• [Given task] All of the data should be repeated exactly; pictures are not part of the copy.
* Start Material *
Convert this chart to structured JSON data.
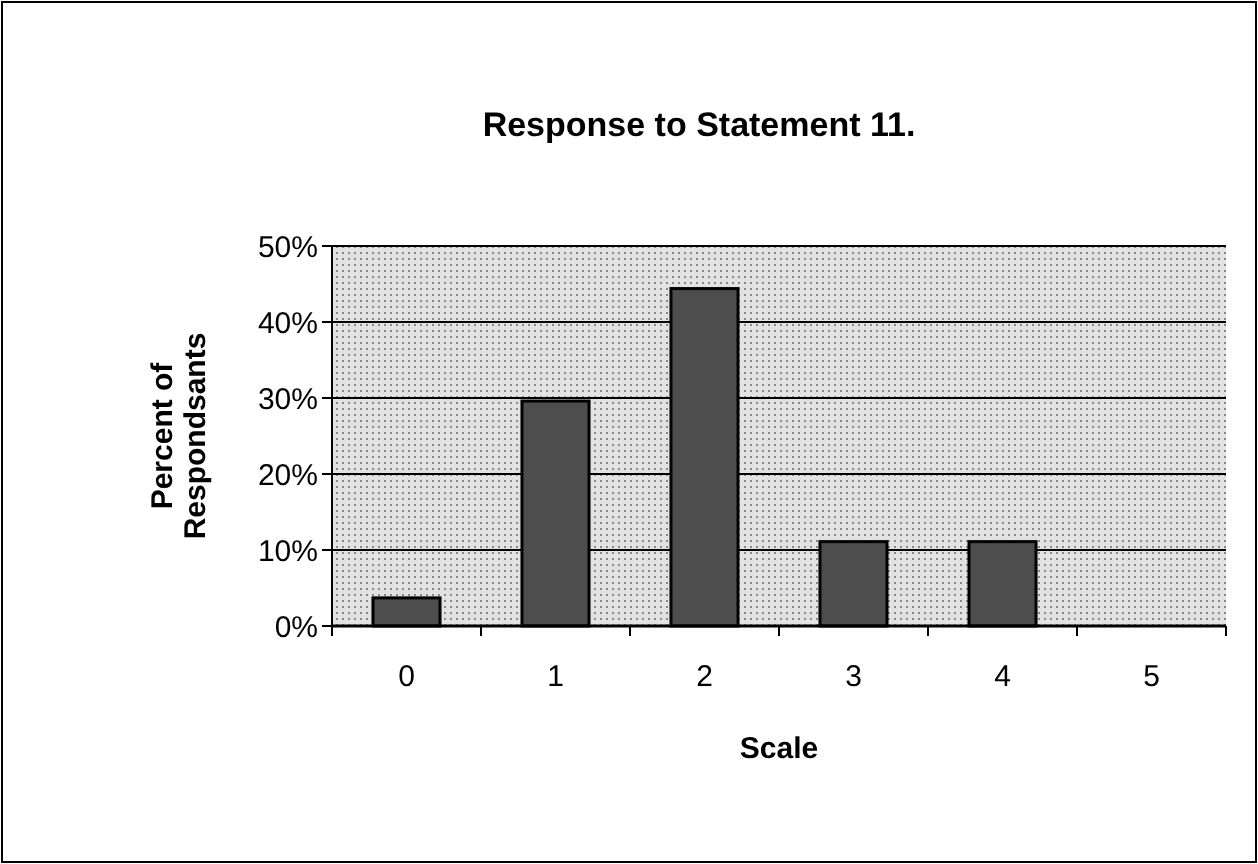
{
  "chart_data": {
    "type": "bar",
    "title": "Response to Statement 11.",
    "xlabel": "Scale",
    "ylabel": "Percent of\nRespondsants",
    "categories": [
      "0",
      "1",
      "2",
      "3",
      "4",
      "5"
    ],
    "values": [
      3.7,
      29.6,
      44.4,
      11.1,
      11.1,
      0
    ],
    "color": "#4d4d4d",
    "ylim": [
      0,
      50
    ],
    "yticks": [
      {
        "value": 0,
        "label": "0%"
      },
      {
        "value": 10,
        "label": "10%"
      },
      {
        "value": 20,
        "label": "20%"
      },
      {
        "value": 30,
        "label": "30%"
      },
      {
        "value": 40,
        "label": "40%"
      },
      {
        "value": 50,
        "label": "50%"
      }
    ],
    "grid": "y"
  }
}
* End Material *
• [Output for this task]
Convert this chart to structured JSON data.
{
  "chart_data": {
    "type": "bar",
    "title": "Response to Statement 11.",
    "xlabel": "Scale",
    "ylabel": "Percent of\nRespondsants",
    "categories": [
      "0",
      "1",
      "2",
      "3",
      "4",
      "5"
    ],
    "values": [
      3.7,
      29.6,
      44.4,
      11.1,
      11.1,
      0
    ],
    "color": "#4d4d4d",
    "ylim": [
      0,
      50
    ],
    "yticks": [
      {
        "value": 0,
        "label": "0%"
      },
      {
        "value": 10,
        "label": "10%"
      },
      {
        "value": 20,
        "label": "20%"
      },
      {
        "value": 30,
        "label": "30%"
      },
      {
        "value": 40,
        "label": "40%"
      },
      {
        "value": 50,
        "label": "50%"
      }
    ],
    "grid": "y"
  }
}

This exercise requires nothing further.